- [TASK PROMPT]:
Can you copy the entries verbatim, from the very first line through the line that contains "y-tick-label: 6 xyxy=(39,189,46,203)", and nothing beyond it?
====== RECORDS SUPPLIED
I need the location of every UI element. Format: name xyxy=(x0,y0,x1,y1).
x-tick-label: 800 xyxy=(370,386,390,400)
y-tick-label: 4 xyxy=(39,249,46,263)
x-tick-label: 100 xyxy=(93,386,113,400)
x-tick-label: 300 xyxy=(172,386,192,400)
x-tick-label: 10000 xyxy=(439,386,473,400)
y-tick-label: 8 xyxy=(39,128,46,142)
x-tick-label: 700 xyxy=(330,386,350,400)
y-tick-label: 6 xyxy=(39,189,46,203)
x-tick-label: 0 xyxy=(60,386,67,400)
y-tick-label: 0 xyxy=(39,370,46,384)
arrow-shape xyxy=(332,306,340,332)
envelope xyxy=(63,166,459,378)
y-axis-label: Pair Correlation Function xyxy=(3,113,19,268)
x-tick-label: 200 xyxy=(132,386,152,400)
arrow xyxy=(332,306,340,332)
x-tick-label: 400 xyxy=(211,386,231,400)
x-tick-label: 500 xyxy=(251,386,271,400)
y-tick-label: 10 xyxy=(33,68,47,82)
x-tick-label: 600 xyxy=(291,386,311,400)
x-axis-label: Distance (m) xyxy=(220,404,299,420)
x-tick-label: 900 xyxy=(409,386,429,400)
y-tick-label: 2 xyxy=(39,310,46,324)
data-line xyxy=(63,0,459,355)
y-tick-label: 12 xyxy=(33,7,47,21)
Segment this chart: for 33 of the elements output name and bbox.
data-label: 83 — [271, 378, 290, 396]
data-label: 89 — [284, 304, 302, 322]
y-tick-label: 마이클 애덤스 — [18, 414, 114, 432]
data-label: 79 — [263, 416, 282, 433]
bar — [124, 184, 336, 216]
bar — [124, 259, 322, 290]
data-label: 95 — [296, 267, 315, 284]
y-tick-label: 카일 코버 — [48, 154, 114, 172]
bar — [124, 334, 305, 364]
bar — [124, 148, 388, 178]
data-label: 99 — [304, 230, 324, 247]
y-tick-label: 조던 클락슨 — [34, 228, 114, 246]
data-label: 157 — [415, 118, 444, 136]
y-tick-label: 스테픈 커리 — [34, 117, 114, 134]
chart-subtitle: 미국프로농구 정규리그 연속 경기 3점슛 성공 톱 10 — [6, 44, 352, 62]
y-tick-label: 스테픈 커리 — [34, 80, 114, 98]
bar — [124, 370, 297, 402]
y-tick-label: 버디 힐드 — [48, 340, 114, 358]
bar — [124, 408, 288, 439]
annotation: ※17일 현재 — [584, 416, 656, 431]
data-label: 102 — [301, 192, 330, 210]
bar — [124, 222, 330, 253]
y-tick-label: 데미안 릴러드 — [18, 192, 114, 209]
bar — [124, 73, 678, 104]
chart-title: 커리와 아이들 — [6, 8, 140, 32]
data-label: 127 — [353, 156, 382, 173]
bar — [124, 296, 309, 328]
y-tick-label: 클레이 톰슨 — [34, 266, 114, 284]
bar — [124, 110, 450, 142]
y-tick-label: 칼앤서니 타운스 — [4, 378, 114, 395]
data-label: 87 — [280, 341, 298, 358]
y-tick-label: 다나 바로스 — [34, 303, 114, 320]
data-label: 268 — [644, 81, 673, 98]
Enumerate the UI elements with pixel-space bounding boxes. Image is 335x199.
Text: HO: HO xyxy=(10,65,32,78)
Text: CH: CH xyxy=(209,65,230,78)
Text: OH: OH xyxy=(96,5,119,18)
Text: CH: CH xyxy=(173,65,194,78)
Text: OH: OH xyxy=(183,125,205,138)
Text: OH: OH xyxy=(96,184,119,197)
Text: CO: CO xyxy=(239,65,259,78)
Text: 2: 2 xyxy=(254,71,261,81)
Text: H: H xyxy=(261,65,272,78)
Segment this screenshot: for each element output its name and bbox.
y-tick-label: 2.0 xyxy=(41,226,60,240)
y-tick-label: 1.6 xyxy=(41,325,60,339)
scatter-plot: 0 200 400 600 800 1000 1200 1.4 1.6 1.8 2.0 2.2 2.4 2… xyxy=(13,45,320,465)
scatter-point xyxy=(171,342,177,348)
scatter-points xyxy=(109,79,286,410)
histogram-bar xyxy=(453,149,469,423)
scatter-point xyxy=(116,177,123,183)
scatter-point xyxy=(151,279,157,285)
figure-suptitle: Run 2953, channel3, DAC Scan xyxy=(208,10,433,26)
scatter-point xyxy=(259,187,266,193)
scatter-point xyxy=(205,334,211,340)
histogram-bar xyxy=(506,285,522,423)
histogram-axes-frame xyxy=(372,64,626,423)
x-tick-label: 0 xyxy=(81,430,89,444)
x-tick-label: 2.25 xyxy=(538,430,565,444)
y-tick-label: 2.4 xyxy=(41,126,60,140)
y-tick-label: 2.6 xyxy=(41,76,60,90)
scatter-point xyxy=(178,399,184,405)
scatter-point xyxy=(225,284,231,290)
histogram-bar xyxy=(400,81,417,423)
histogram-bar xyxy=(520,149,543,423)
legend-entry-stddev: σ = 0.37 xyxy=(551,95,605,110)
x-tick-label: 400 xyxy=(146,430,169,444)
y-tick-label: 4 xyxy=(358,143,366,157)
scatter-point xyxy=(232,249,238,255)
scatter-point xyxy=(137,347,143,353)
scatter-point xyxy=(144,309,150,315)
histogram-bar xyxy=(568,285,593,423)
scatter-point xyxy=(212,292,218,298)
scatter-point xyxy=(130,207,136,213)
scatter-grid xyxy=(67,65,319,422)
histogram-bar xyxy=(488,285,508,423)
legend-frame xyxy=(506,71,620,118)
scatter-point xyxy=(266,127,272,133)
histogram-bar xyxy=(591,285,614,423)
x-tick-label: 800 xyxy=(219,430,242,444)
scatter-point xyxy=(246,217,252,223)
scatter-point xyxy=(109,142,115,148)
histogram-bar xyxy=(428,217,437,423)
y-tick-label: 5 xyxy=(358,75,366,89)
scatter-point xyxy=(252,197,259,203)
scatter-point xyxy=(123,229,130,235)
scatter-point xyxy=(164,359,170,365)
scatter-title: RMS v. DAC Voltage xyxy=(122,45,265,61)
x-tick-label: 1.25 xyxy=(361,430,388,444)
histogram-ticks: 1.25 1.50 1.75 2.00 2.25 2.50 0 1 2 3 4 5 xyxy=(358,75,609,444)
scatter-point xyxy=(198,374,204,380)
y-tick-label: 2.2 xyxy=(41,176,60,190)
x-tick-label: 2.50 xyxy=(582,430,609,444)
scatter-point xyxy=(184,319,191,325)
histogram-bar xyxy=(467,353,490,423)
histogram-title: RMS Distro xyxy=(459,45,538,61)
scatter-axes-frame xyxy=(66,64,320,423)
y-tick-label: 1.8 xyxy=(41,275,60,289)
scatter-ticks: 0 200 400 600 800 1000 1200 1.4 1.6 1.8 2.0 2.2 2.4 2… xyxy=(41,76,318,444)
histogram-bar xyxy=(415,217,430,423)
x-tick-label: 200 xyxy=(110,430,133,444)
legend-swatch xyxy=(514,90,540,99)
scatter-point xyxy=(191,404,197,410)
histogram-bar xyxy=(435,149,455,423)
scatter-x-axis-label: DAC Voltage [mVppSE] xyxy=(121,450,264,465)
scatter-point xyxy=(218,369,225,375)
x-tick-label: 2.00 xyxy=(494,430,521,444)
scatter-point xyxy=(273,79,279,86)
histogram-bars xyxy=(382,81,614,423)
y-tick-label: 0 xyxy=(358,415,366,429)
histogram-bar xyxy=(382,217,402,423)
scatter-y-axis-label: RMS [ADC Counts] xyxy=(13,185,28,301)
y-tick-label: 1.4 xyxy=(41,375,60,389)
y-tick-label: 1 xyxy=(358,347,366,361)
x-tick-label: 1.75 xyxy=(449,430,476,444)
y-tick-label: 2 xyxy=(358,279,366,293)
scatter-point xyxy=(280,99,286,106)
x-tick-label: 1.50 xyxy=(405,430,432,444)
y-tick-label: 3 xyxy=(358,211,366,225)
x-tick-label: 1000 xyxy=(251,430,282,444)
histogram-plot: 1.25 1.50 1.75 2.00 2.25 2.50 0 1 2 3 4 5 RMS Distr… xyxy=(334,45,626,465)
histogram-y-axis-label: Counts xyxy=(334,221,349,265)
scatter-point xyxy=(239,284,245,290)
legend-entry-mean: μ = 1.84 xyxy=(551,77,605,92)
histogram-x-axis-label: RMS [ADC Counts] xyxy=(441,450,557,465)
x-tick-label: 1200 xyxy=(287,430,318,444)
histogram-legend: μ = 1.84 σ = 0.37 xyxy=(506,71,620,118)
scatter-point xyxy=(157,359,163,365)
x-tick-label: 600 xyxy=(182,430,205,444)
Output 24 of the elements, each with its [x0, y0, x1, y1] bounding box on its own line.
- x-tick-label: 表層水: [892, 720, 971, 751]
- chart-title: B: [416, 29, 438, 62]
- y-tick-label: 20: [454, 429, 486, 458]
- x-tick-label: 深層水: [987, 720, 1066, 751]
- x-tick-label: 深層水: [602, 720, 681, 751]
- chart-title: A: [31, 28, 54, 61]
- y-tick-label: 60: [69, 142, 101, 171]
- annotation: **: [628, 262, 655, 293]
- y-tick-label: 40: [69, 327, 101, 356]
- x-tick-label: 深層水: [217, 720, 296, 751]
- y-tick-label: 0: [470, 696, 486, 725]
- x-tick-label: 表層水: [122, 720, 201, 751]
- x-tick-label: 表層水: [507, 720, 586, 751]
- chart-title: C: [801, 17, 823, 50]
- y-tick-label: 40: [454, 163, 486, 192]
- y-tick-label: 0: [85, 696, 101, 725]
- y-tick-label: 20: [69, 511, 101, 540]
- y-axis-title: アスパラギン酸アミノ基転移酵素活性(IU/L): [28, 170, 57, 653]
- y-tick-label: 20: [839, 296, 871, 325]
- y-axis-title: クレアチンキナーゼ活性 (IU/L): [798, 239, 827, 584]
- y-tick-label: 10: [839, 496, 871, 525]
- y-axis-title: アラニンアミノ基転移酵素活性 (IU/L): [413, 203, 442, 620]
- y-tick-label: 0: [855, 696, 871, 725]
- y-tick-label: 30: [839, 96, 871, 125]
============
- [FINISHED TASK]:
I need the location of every UI element. Format: name xyxy=(x0,y0,x1,y1).
x-tick-label: 800 xyxy=(370,386,390,400)
y-tick-label: 4 xyxy=(39,249,46,263)
x-tick-label: 100 xyxy=(93,386,113,400)
x-tick-label: 300 xyxy=(172,386,192,400)
x-tick-label: 10000 xyxy=(439,386,473,400)
y-tick-label: 8 xyxy=(39,128,46,142)
x-tick-label: 700 xyxy=(330,386,350,400)
y-tick-label: 6 xyxy=(39,189,46,203)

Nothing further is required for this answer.